▶ **Job**
Omit the pictures from the entries below and retype everything else exactly.

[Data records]
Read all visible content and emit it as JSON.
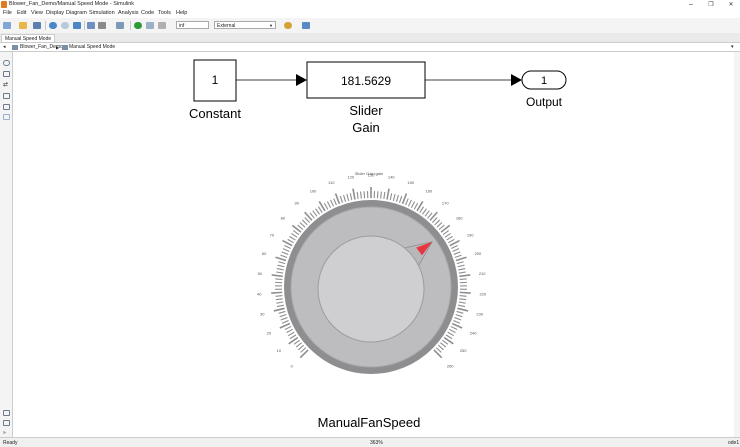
{
  "window": {
    "title": "Blower_Fan_Demo/Manual Speed Mode - Simulink",
    "min_glyph": "–",
    "max_glyph": "❐",
    "close_glyph": "✕"
  },
  "menu": [
    "File",
    "Edit",
    "View",
    "Display",
    "Diagram",
    "Simulation",
    "Analysis",
    "Code",
    "Tools",
    "Help"
  ],
  "toolbar": {
    "stop_time": "inf",
    "sim_mode": "External",
    "icons": [
      "new-model-icon",
      "open-icon",
      "save-icon",
      "back-icon",
      "forward-icon",
      "up-icon",
      "library-browser-icon",
      "model-settings-icon",
      "model-explorer-icon",
      "run-icon",
      "step-icon",
      "stop-icon",
      "build-icon",
      "scope-icon"
    ]
  },
  "tab": {
    "label": "Manual Speed Mode"
  },
  "breadcrumb": {
    "root": "Blower_Fan_Demo",
    "separator": "▶",
    "current": "Manual Speed Mode"
  },
  "palette_icons": [
    "zoom-icon",
    "fit-view-icon",
    "arrow-icon",
    "annotation-icon",
    "image-icon",
    "area-icon"
  ],
  "bottom_palette_icons": [
    "model-browser-icon",
    "properties-icon",
    "toggle-icon"
  ],
  "blocks": {
    "constant": {
      "value": "1",
      "label": "Constant"
    },
    "gain": {
      "value": "181.5629",
      "label_line1": "Slider",
      "label_line2": "Gain"
    },
    "outport": {
      "value": "1",
      "label": "Output"
    }
  },
  "knob": {
    "label": "ManualFanSpeed",
    "caption": "Slider Gain:gain",
    "scale_min": 0,
    "scale_max": 260,
    "value": 181.5629,
    "tick_labels": [
      "0",
      "10",
      "20",
      "30",
      "40",
      "50",
      "60",
      "70",
      "80",
      "90",
      "100",
      "110",
      "120",
      "130",
      "140",
      "150",
      "160",
      "170",
      "180",
      "190",
      "200",
      "210",
      "220",
      "230",
      "240",
      "250",
      "260"
    ],
    "colors": {
      "ring": "#8e8e90",
      "bezel": "#bdbdbf",
      "cap": "#d2d2d4",
      "needle": "#e8343f"
    }
  },
  "status": {
    "left": "Ready",
    "zoom": "363%",
    "solver": "ode1"
  }
}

▶ **Solution**
Read all visible content and emit it as JSON.
{
  "window": {
    "title": "Blower_Fan_Demo/Manual Speed Mode - Simulink",
    "min_glyph": "–",
    "max_glyph": "❐",
    "close_glyph": "✕"
  },
  "menu": [
    "File",
    "Edit",
    "View",
    "Display",
    "Diagram",
    "Simulation",
    "Analysis",
    "Code",
    "Tools",
    "Help"
  ],
  "toolbar": {
    "stop_time": "inf",
    "sim_mode": "External",
    "icons": [
      "new-model-icon",
      "open-icon",
      "save-icon",
      "back-icon",
      "forward-icon",
      "up-icon",
      "library-browser-icon",
      "model-settings-icon",
      "model-explorer-icon",
      "run-icon",
      "step-icon",
      "stop-icon",
      "build-icon",
      "scope-icon"
    ]
  },
  "tab": {
    "label": "Manual Speed Mode"
  },
  "breadcrumb": {
    "root": "Blower_Fan_Demo",
    "separator": "▶",
    "current": "Manual Speed Mode"
  },
  "palette_icons": [
    "zoom-icon",
    "fit-view-icon",
    "arrow-icon",
    "annotation-icon",
    "image-icon",
    "area-icon"
  ],
  "bottom_palette_icons": [
    "model-browser-icon",
    "properties-icon",
    "toggle-icon"
  ],
  "blocks": {
    "constant": {
      "value": "1",
      "label": "Constant"
    },
    "gain": {
      "value": "181.5629",
      "label_line1": "Slider",
      "label_line2": "Gain"
    },
    "outport": {
      "value": "1",
      "label": "Output"
    }
  },
  "knob": {
    "label": "ManualFanSpeed",
    "caption": "Slider Gain:gain",
    "scale_min": 0,
    "scale_max": 260,
    "value": 181.5629,
    "tick_labels": [
      "0",
      "10",
      "20",
      "30",
      "40",
      "50",
      "60",
      "70",
      "80",
      "90",
      "100",
      "110",
      "120",
      "130",
      "140",
      "150",
      "160",
      "170",
      "180",
      "190",
      "200",
      "210",
      "220",
      "230",
      "240",
      "250",
      "260"
    ],
    "colors": {
      "ring": "#8e8e90",
      "bezel": "#bdbdbf",
      "cap": "#d2d2d4",
      "needle": "#e8343f"
    }
  },
  "status": {
    "left": "Ready",
    "zoom": "363%",
    "solver": "ode1"
  }
}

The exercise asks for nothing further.